§ AIM
Set down each line of the material that follows, exactly, with no pictures.

◆ ◆ ◆

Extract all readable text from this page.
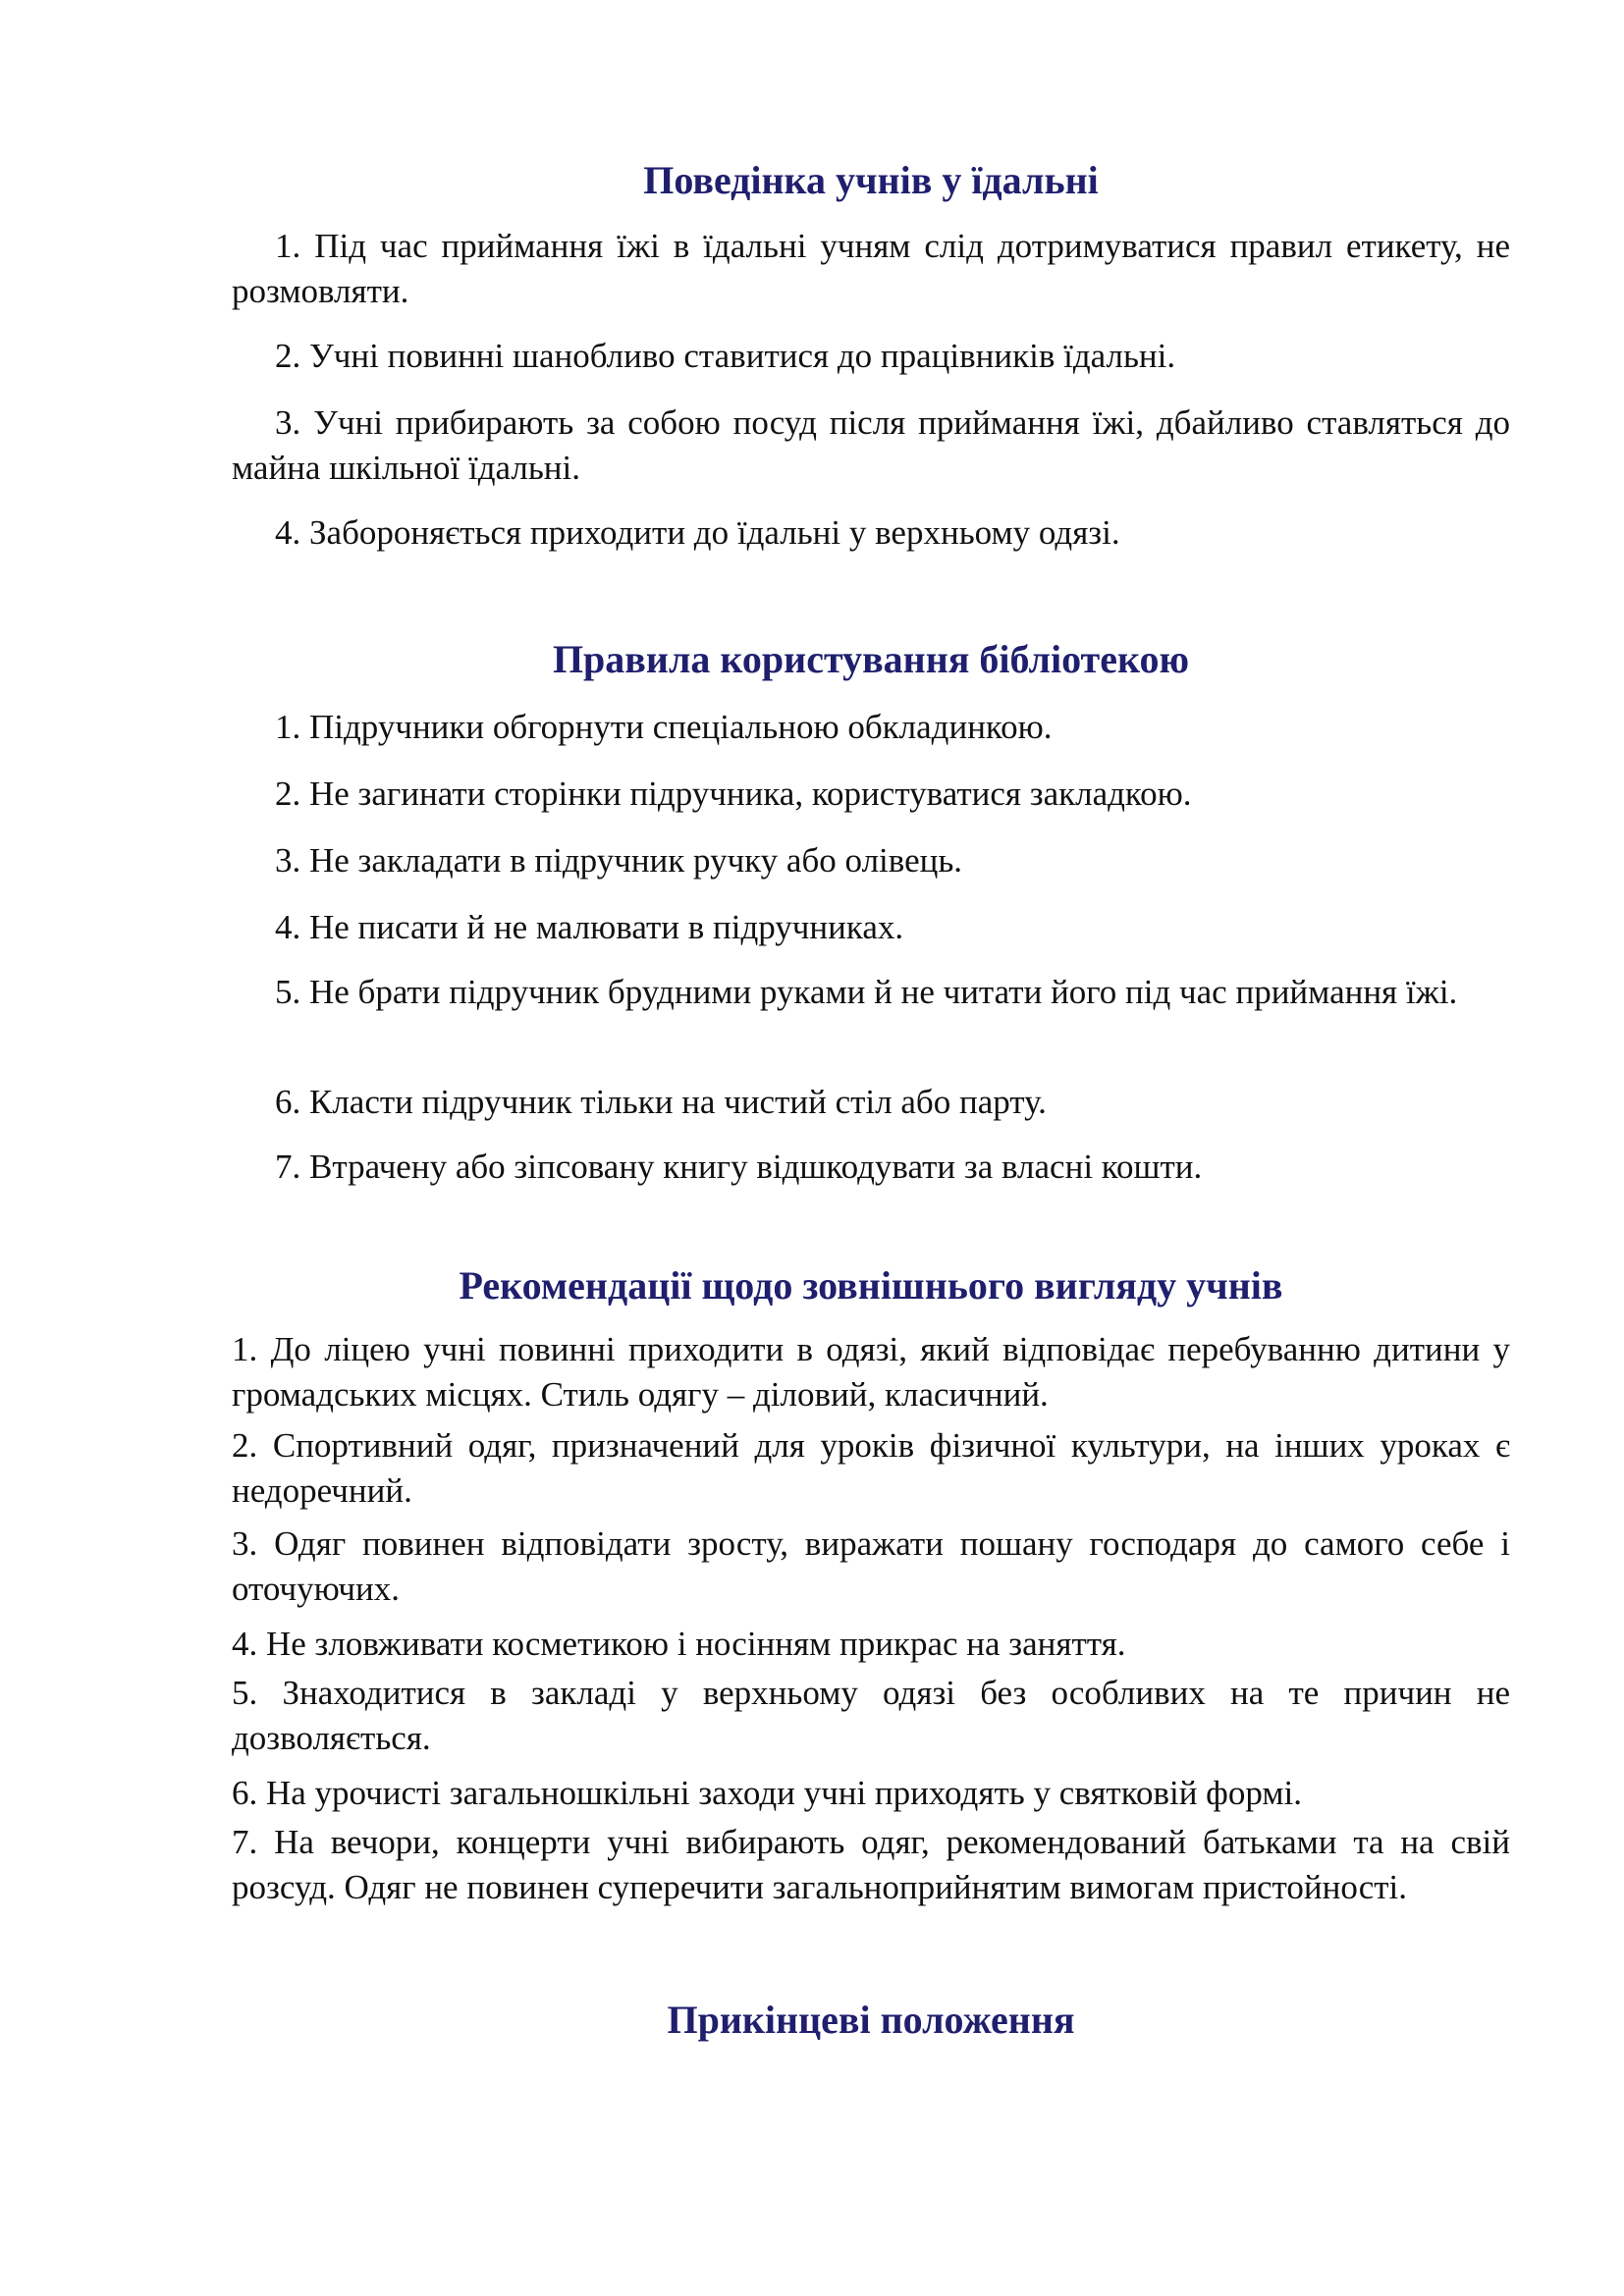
Поведінка учнів у їдальні

1. Під час приймання їжі в їдальні учням слід дотримуватися правил етикету, не розмовляти.

2. Учні повинні шанобливо ставитися до працівників їдальні.

3. Учні прибирають за собою посуд після приймання їжі, дбайливо ставляться до майна шкільної їдальні.

4. Забороняється приходити до їдальні у верхньому одязі.

Правила користування бібліотекою

1. Підручники обгорнути спеціальною обкладинкою.

2. Не загинати сторінки підручника, користуватися закладкою.

3. Не закладати в підручник ручку або олівець.

4. Не писати й не малювати в підручниках.

5. Не брати підручник брудними руками й не читати його під час приймання їжі.

6. Класти підручник тільки на чистий стіл або парту.

7. Втрачену або зіпсовану книгу відшкодувати за власні кошти.

Рекомендації щодо зовнішнього вигляду учнів

1. До ліцею учні повинні приходити в одязі, який відповідає перебуванню дитини у громадських місцях. Стиль одягу – діловий, класичний.

2. Спортивний одяг, призначений для уроків фізичної культури, на інших уроках є недоречний.

3. Одяг повинен відповідати зросту, виражати пошану господаря до самого себе і оточуючих.

4. Не зловживати косметикою і носінням прикрас на заняття.

5. Знаходитися в закладі у верхньому одязі без особливих на те причин не дозволяється.

6. На урочисті загальношкільні заходи учні приходять у святковій формі.

7. На вечори, концерти учні вибирають одяг, рекомендований батьками та на свій розсуд. Одяг не повинен суперечити загальноприйнятим вимогам пристойності.

Прикінцеві положення
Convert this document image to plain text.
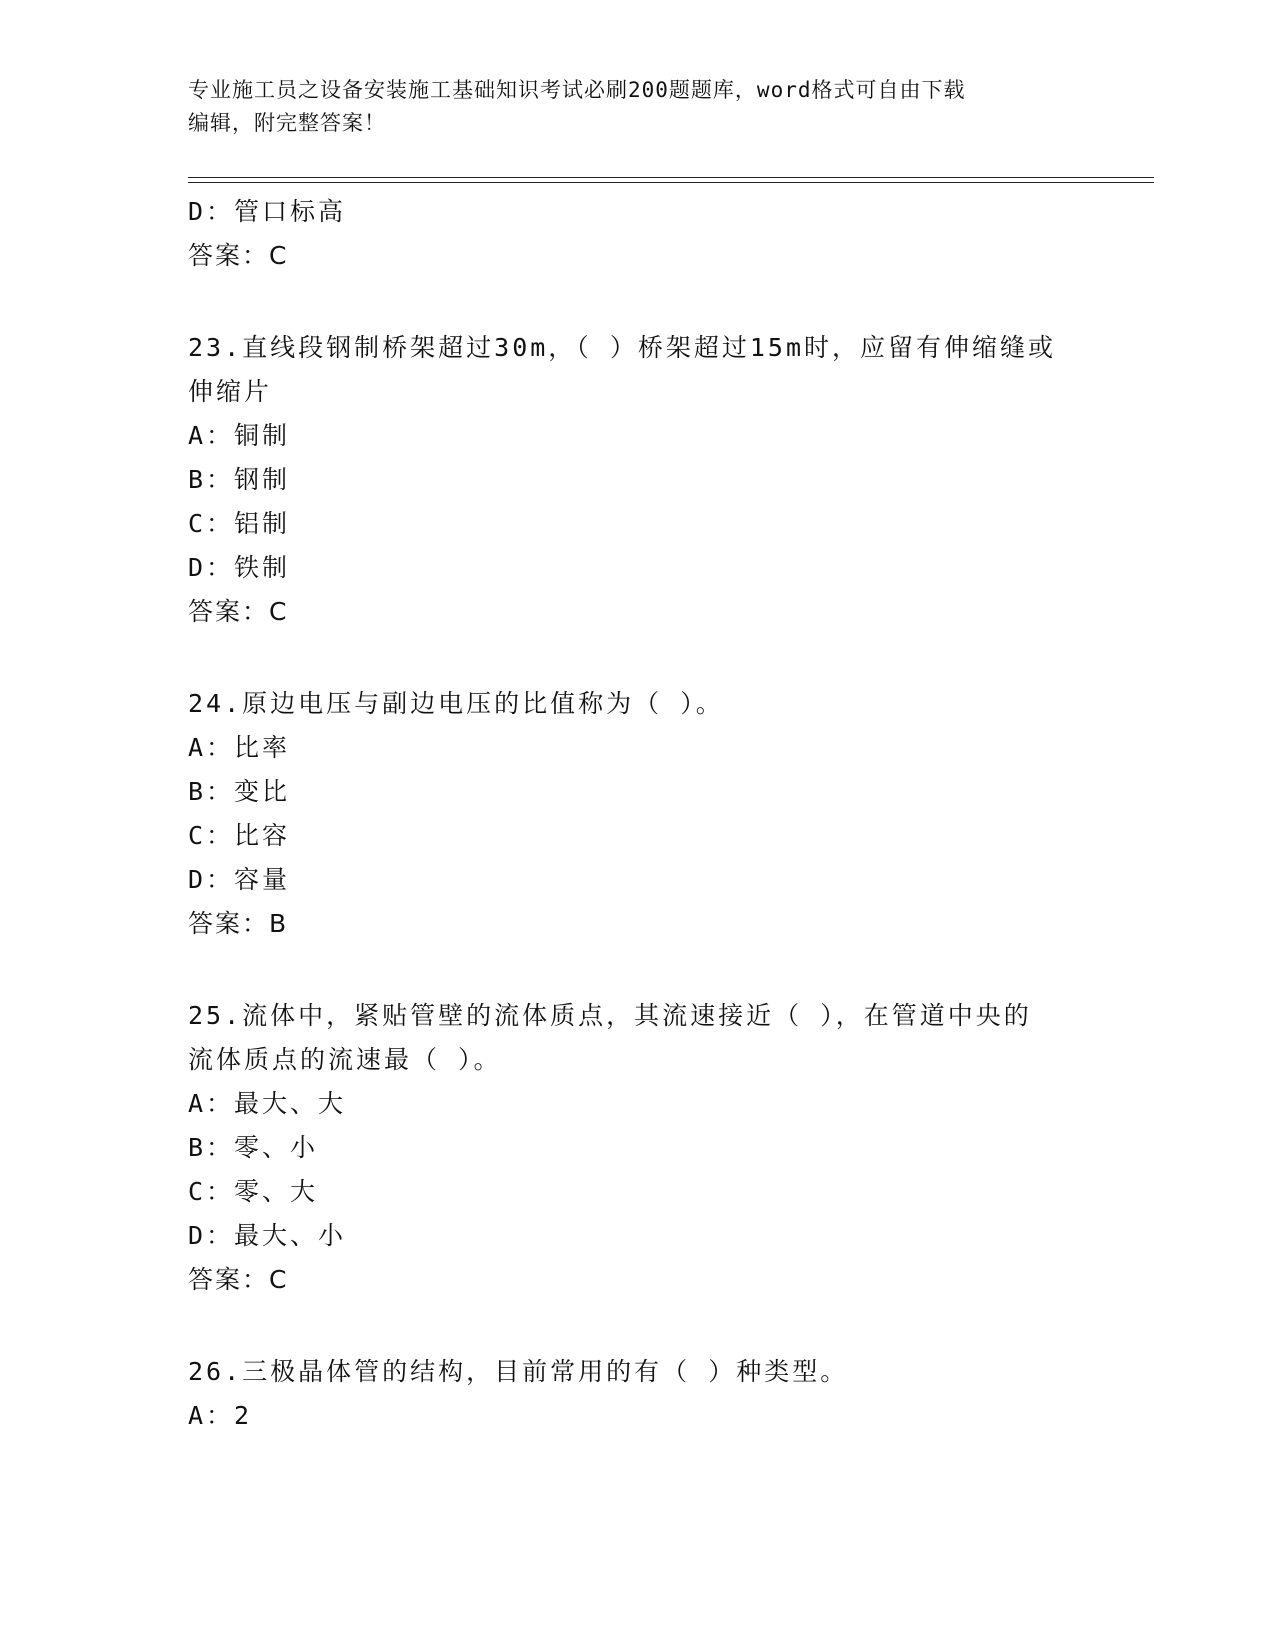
专业施工员之设备安装施工基础知识考试必刷200题题库，word格式可自由下载
编辑，附完整答案！
D：管口标高
答案：C
23.直线段钢制桥架超过30m，（ ）桥架超过15m时，应留有伸缩缝或
伸缩片
A：铜制
B：钢制
C：铝制
D：铁制
答案：C
24.原边电压与副边电压的比值称为（ ）。
A：比率
B：变比
C：比容
D：容量
答案：B
25.流体中，紧贴管壁的流体质点，其流速接近（ ），在管道中央的
流体质点的流速最（ ）。
A：最大、大
B：零、小
C：零、大
D：最大、小
答案：C
26.三极晶体管的结构，目前常用的有（ ）种类型。
A：2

◆ ◆ ◆

§ WRITTEN RESPONSE
Extract all readable text from this page.
Поведінка учнів у їдальні

1. Під час приймання їжі в їдальні учням слід дотримуватися правил етикету, не розмовляти.

2. Учні повинні шанобливо ставитися до працівників їдальні.

3. Учні прибирають за собою посуд після приймання їжі, дбайливо ставляться до майна шкільної їдальні.

4. Забороняється приходити до їдальні у верхньому одязі.

Правила користування бібліотекою

1. Підручники обгорнути спеціальною обкладинкою.

2. Не загинати сторінки підручника, користуватися закладкою.

3. Не закладати в підручник ручку або олівець.

4. Не писати й не малювати в підручниках.

5. Не брати підручник брудними руками й не читати його під час приймання їжі.

6. Класти підручник тільки на чистий стіл або парту.

7. Втрачену або зіпсовану книгу відшкодувати за власні кошти.

Рекомендації щодо зовнішнього вигляду учнів

1. До ліцею учні повинні приходити в одязі, який відповідає перебуванню дитини у громадських місцях. Стиль одягу – діловий, класичний.

2. Спортивний одяг, призначений для уроків фізичної культури, на інших уроках є недоречний.

3. Одяг повинен відповідати зросту, виражати пошану господаря до самого себе і оточуючих.

4. Не зловживати косметикою і носінням прикрас на заняття.

5. Знаходитися в закладі у верхньому одязі без особливих на те причин не дозволяється.

6. На урочисті загальношкільні заходи учні приходять у святковій формі.

7. На вечори, концерти учні вибирають одяг, рекомендований батьками та на свій розсуд. Одяг не повинен суперечити загальноприйнятим вимогам пристойності.

Прикінцеві положення
Convert this document image to plain text.
专业施工员之设备安装施工基础知识考试必刷200题题库，word格式可自由下载
编辑，附完整答案！
D：管口标高
答案：C
23.直线段钢制桥架超过30m，（ ）桥架超过15m时，应留有伸缩缝或
伸缩片
A：铜制
B：钢制
C：铝制
D：铁制
答案：C
24.原边电压与副边电压的比值称为（ ）。
A：比率
B：变比
C：比容
D：容量
答案：B
25.流体中，紧贴管壁的流体质点，其流速接近（ ），在管道中央的
流体质点的流速最（ ）。
A：最大、大
B：零、小
C：零、大
D：最大、小
答案：C
26.三极晶体管的结构，目前常用的有（ ）种类型。
A：2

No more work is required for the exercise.